(Data records)

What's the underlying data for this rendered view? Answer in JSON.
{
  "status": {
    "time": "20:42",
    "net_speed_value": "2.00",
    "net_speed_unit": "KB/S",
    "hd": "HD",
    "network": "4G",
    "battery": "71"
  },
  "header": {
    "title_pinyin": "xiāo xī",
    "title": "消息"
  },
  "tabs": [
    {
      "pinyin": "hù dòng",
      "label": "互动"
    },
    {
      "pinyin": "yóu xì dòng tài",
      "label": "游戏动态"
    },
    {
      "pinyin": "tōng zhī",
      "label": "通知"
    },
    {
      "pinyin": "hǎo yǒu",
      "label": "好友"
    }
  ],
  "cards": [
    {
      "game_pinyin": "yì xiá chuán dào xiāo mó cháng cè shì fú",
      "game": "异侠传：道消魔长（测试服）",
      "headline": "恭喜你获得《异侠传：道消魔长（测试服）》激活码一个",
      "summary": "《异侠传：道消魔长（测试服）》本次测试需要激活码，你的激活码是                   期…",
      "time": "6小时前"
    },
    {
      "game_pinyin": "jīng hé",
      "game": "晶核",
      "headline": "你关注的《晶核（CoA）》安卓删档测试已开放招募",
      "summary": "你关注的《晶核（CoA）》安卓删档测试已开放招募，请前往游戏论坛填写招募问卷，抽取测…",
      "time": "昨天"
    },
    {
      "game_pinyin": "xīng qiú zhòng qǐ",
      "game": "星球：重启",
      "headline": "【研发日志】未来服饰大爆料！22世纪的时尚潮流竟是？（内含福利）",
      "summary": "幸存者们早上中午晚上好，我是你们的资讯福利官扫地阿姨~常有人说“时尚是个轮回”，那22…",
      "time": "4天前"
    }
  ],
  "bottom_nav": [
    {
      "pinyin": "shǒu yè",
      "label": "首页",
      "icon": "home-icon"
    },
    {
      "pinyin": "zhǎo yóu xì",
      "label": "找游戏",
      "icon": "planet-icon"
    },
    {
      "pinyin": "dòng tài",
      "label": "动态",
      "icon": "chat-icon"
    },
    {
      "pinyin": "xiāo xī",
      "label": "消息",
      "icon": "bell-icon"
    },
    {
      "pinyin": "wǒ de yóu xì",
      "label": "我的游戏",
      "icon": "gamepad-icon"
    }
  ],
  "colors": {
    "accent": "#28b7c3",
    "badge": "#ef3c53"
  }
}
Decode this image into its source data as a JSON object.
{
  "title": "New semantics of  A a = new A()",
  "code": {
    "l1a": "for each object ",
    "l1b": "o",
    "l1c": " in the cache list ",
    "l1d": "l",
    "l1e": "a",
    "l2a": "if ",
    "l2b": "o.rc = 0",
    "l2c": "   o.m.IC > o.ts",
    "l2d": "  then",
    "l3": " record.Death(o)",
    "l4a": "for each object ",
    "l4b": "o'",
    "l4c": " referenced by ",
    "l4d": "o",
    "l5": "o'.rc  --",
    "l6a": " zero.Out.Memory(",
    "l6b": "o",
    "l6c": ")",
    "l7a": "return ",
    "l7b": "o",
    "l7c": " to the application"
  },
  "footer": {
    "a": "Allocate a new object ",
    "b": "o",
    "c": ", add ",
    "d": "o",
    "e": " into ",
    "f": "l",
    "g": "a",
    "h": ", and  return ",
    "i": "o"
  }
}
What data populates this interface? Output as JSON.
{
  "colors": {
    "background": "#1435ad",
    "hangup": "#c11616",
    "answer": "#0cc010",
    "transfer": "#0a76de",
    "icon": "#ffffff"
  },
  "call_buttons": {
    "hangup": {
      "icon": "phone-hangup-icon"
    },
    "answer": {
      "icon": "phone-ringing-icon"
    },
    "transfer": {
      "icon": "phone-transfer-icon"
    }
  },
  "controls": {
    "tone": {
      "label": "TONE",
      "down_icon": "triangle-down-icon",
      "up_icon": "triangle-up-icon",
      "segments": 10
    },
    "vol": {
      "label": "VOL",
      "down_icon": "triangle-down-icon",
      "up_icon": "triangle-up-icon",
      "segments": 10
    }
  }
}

Required work:
Whenever "this" turns up in a line, pick that line out.

Finished answer:
What's the underlying data for this rendered view? Answer in JSON.
Decode this image into its source data as a JSON object.
What data populates this interface? Output as JSON.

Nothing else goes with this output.